[Stored records]

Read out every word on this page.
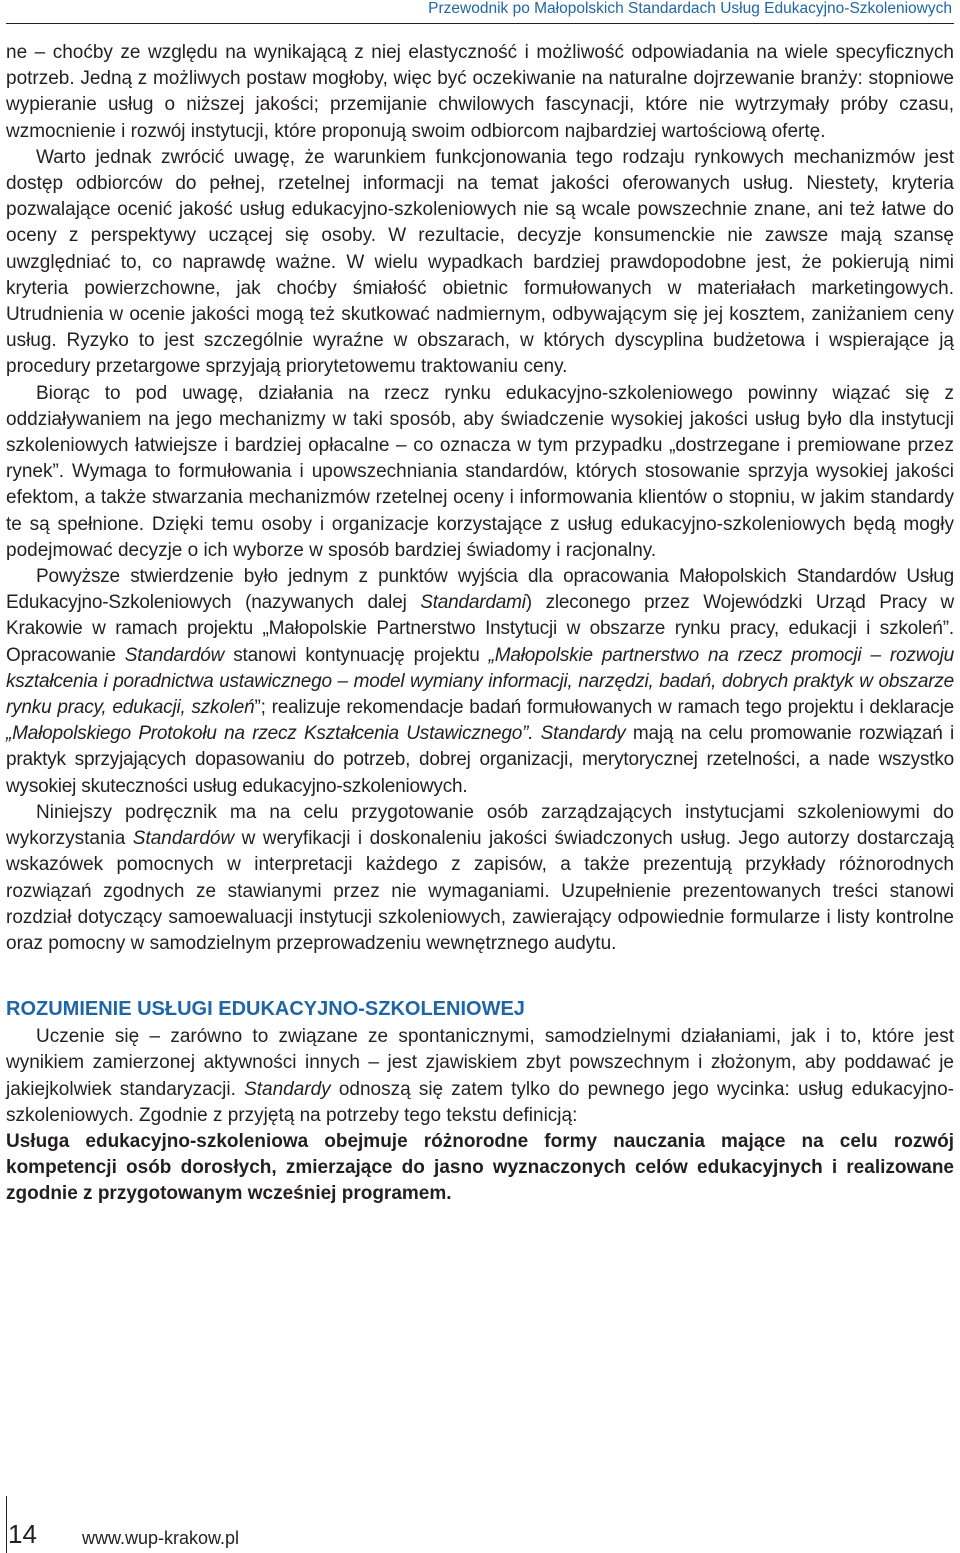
Przewodnik po Małopolskich Standardach Usług Edukacyjno-Szkoleniowych

ne – choćby ze względu na wynikającą z niej elastyczność i możliwość odpowiadania na wiele specyficznych potrzeb. Jedną z możliwych postaw mogłoby, więc być oczekiwanie na naturalne dojrzewanie branży: stopniowe wypieranie usług o niższej jakości; przemijanie chwilowych fascynacji, które nie wytrzymały próby czasu, wzmocnienie i rozwój instytucji, które proponują swoim odbiorcom najbardziej wartościową ofertę.

Warto jednak zwrócić uwagę, że warunkiem funkcjonowania tego rodzaju rynkowych mechanizmów jest dostęp odbiorców do pełnej, rzetelnej informacji na temat jakości oferowanych usług. Niestety, kryteria pozwalające ocenić jakość usług edukacyjno-szkoleniowych nie są wcale powszechnie znane, ani też łatwe do oceny z perspektywy uczącej się osoby. W rezultacie, decyzje konsumenckie nie zawsze mają szansę uwzględniać to, co naprawdę ważne. W wielu wypadkach bardziej prawdopodobne jest, że pokierują nimi kryteria powierzchowne, jak choćby śmiałość obietnic formułowanych w materiałach marketingowych. Utrudnienia w ocenie jakości mogą też skutkować nadmiernym, odbywającym się jej kosztem, zaniżaniem ceny usług. Ryzyko to jest szczególnie wyraźne w obszarach, w których dyscyplina budżetowa i wspierające ją procedury przetargowe sprzyjają priorytetowemu traktowaniu ceny.

Biorąc to pod uwagę, działania na rzecz rynku edukacyjno-szkoleniowego powinny wiązać się z oddziaływaniem na jego mechanizmy w taki sposób, aby świadczenie wysokiej jakości usług było dla instytucji szkoleniowych łatwiejsze i bardziej opłacalne – co oznacza w tym przypadku „dostrzegane i premiowane przez rynek”. Wymaga to formułowania i upowszechniania standardów, których stosowanie sprzyja wysokiej jakości efektom, a także stwarzania mechanizmów rzetelnej oceny i informowania klientów o stopniu, w jakim standardy te są spełnione. Dzięki temu osoby i organizacje korzystające z usług edukacyjno-szkoleniowych będą mogły podejmować decyzje o ich wyborze w sposób bardziej świadomy i racjonalny.

Powyższe stwierdzenie było jednym z punktów wyjścia dla opracowania Małopolskich Standardów Usług Edukacyjno-Szkoleniowych (nazywanych dalej Standardami) zleconego przez Wojewódzki Urząd Pracy w Krakowie w ramach projektu „Małopolskie Partnerstwo Instytucji w obszarze rynku pracy, edukacji i szkoleń”. Opracowanie Standardów stanowi kontynuację projektu „Małopolskie partnerstwo na rzecz promocji – rozwoju kształcenia i poradnictwa ustawicznego – model wymiany informacji, narzędzi, badań, dobrych praktyk w obszarze rynku pracy, edukacji, szkoleń”; realizuje rekomendacje badań formułowanych w ramach tego projektu i deklaracje „Małopolskiego Protokołu na rzecz Kształcenia Ustawicznego”. Standardy mają na celu promowanie rozwiązań i praktyk sprzyjających dopasowaniu do potrzeb, dobrej organizacji, merytorycznej rzetelności, a nade wszystko wysokiej skuteczności usług edukacyjno-szkoleniowych.

Niniejszy podręcznik ma na celu przygotowanie osób zarządzających instytucjami szkoleniowymi do wykorzystania Standardów w weryfikacji i doskonaleniu jakości świadczonych usług. Jego autorzy dostarczają wskazówek pomocnych w interpretacji każdego z zapisów, a także prezentują przykłady różnorodnych rozwiązań zgodnych ze stawianymi przez nie wymaganiami. Uzupełnienie prezentowanych treści stanowi rozdział dotyczący samoewaluacji instytucji szkoleniowych, zawierający odpowiednie formularze i listy kontrolne oraz pomocny w samodzielnym przeprowadzeniu wewnętrznego audytu.

ROZUMIENIE USŁUGI EDUKACYJNO-SZKOLENIOWEJ

Uczenie się – zarówno to związane ze spontanicznymi, samodzielnymi działaniami, jak i to, które jest wynikiem zamierzonej aktywności innych – jest zjawiskiem zbyt powszechnym i złożonym, aby poddawać je jakiejkolwiek standaryzacji. Standardy odnoszą się zatem tylko do pewnego jego wycinka: usług edukacyjno-szkoleniowych. Zgodnie z przyjętą na potrzeby tego tekstu definicją:

Usługa edukacyjno-szkoleniowa obejmuje różnorodne formy nauczania mające na celu rozwój kompetencji osób dorosłych, zmierzające do jasno wyznaczonych celów edukacyjnych i realizowane zgodnie z przygotowanym wcześniej programem.

14	www.wup-krakow.pl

* THE PROBLEM
Reproduce the material in full, word for word, and omit the pictures.

* IN RESPONSE
Read out every word on this page.
Przewodnik po Małopolskich Standardach Usług Edukacyjno-Szkoleniowych

ne – choćby ze względu na wynikającą z niej elastyczność i możliwość odpowiadania na wiele specyficznych potrzeb. Jedną z możliwych postaw mogłoby, więc być oczekiwanie na naturalne dojrzewanie branży: stopniowe wypieranie usług o niższej jakości; przemijanie chwilowych fascynacji, które nie wytrzymały próby czasu, wzmocnienie i rozwój instytucji, które proponują swoim odbiorcom najbardziej wartościową ofertę.

Warto jednak zwrócić uwagę, że warunkiem funkcjonowania tego rodzaju rynkowych mechanizmów jest dostęp odbiorców do pełnej, rzetelnej informacji na temat jakości oferowanych usług. Niestety, kryteria pozwalające ocenić jakość usług edukacyjno-szkoleniowych nie są wcale powszechnie znane, ani też łatwe do oceny z perspektywy uczącej się osoby. W rezultacie, decyzje konsumenckie nie zawsze mają szansę uwzględniać to, co naprawdę ważne. W wielu wypadkach bardziej prawdopodobne jest, że pokierują nimi kryteria powierzchowne, jak choćby śmiałość obietnic formułowanych w materiałach marketingowych. Utrudnienia w ocenie jakości mogą też skutkować nadmiernym, odbywającym się jej kosztem, zaniżaniem ceny usług. Ryzyko to jest szczególnie wyraźne w obszarach, w których dyscyplina budżetowa i wspierające ją procedury przetargowe sprzyjają priorytetowemu traktowaniu ceny.

Biorąc to pod uwagę, działania na rzecz rynku edukacyjno-szkoleniowego powinny wiązać się z oddziaływaniem na jego mechanizmy w taki sposób, aby świadczenie wysokiej jakości usług było dla instytucji szkoleniowych łatwiejsze i bardziej opłacalne – co oznacza w tym przypadku „dostrzegane i premiowane przez rynek”. Wymaga to formułowania i upowszechniania standardów, których stosowanie sprzyja wysokiej jakości efektom, a także stwarzania mechanizmów rzetelnej oceny i informowania klientów o stopniu, w jakim standardy te są spełnione. Dzięki temu osoby i organizacje korzystające z usług edukacyjno-szkoleniowych będą mogły podejmować decyzje o ich wyborze w sposób bardziej świadomy i racjonalny.

Powyższe stwierdzenie było jednym z punktów wyjścia dla opracowania Małopolskich Standardów Usług Edukacyjno-Szkoleniowych (nazywanych dalej Standardami) zleconego przez Wojewódzki Urząd Pracy w Krakowie w ramach projektu „Małopolskie Partnerstwo Instytucji w obszarze rynku pracy, edukacji i szkoleń”. Opracowanie Standardów stanowi kontynuację projektu „Małopolskie partnerstwo na rzecz promocji – rozwoju kształcenia i poradnictwa ustawicznego – model wymiany informacji, narzędzi, badań, dobrych praktyk w obszarze rynku pracy, edukacji, szkoleń”; realizuje rekomendacje badań formułowanych w ramach tego projektu i deklaracje „Małopolskiego Protokołu na rzecz Kształcenia Ustawicznego”. Standardy mają na celu promowanie rozwiązań i praktyk sprzyjających dopasowaniu do potrzeb, dobrej organizacji, merytorycznej rzetelności, a nade wszystko wysokiej skuteczności usług edukacyjno-szkoleniowych.

Niniejszy podręcznik ma na celu przygotowanie osób zarządzających instytucjami szkoleniowymi do wykorzystania Standardów w weryfikacji i doskonaleniu jakości świadczonych usług. Jego autorzy dostarczają wskazówek pomocnych w interpretacji każdego z zapisów, a także prezentują przykłady różnorodnych rozwiązań zgodnych ze stawianymi przez nie wymaganiami. Uzupełnienie prezentowanych treści stanowi rozdział dotyczący samoewaluacji instytucji szkoleniowych, zawierający odpowiednie formularze i listy kontrolne oraz pomocny w samodzielnym przeprowadzeniu wewnętrznego audytu.

ROZUMIENIE USŁUGI EDUKACYJNO-SZKOLENIOWEJ

Uczenie się – zarówno to związane ze spontanicznymi, samodzielnymi działaniami, jak i to, które jest wynikiem zamierzonej aktywności innych – jest zjawiskiem zbyt powszechnym i złożonym, aby poddawać je jakiejkolwiek standaryzacji. Standardy odnoszą się zatem tylko do pewnego jego wycinka: usług edukacyjno-szkoleniowych. Zgodnie z przyjętą na potrzeby tego tekstu definicją:

Usługa edukacyjno-szkoleniowa obejmuje różnorodne formy nauczania mające na celu rozwój kompetencji osób dorosłych, zmierzające do jasno wyznaczonych celów edukacyjnych i realizowane zgodnie z przygotowanym wcześniej programem.

14	www.wup-krakow.pl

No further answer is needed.